▶ WHAT THE EXERCISE ASKS
Only lines holding the word "this" should be copied from the material.

▶ ITEMS
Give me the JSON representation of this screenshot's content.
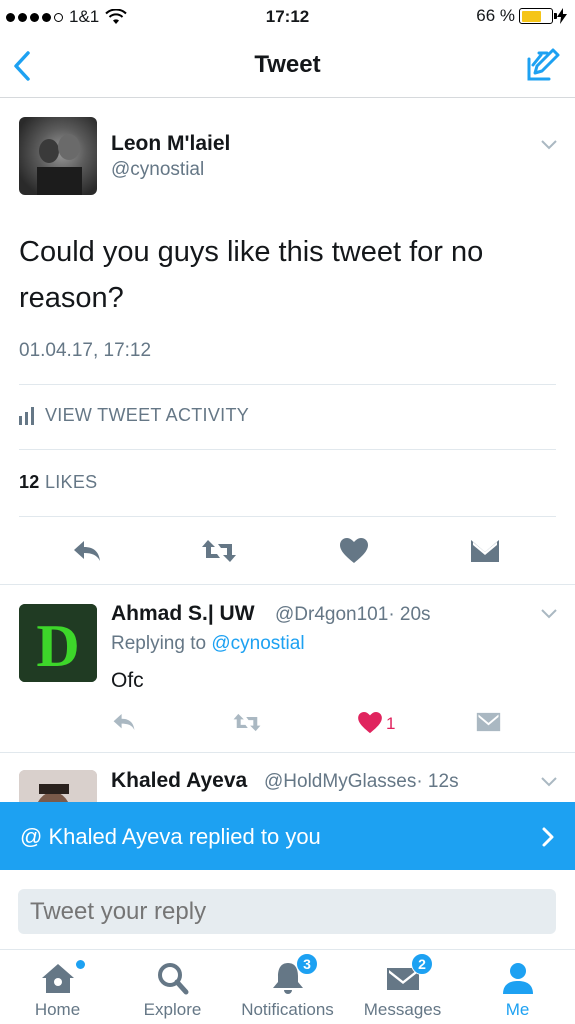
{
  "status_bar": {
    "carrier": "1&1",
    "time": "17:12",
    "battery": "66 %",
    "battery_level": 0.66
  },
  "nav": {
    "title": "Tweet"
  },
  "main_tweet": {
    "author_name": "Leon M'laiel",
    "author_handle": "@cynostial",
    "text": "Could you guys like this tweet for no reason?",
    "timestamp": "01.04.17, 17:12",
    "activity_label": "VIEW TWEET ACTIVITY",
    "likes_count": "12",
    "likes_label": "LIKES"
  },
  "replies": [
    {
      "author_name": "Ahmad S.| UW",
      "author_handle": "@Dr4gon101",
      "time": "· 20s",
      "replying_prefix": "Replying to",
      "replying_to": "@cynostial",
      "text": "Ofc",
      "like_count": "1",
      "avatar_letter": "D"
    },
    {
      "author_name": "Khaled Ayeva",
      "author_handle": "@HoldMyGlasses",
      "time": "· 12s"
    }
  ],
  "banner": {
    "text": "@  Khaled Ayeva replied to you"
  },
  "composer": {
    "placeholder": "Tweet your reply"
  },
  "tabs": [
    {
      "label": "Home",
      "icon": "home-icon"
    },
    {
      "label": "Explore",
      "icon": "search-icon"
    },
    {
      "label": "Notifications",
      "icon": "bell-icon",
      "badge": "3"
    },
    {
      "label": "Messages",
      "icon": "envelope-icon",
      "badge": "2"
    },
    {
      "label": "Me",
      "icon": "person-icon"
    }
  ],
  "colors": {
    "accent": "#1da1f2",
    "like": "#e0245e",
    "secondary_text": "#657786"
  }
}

* * *

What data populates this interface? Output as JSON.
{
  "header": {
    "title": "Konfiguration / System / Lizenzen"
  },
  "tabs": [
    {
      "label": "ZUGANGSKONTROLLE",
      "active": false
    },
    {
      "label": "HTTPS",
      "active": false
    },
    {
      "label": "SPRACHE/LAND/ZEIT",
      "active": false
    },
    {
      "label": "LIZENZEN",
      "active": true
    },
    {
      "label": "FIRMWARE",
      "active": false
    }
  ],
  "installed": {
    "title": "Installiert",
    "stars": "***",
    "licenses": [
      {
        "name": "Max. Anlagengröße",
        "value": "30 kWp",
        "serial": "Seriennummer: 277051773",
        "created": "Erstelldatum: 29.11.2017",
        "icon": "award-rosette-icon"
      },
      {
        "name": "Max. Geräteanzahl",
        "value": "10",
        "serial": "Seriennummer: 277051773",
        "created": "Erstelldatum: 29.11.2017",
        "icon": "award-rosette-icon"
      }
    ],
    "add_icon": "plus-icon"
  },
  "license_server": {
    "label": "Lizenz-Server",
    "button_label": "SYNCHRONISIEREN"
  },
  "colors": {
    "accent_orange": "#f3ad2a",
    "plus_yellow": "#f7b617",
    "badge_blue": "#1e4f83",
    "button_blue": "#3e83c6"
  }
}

▶ FULL OUTPUT
Give me the JSON representation of this screenshot's content.
    "text": "Could you guys like this tweet for no reason?",
What data populates this interface? Output as JSON.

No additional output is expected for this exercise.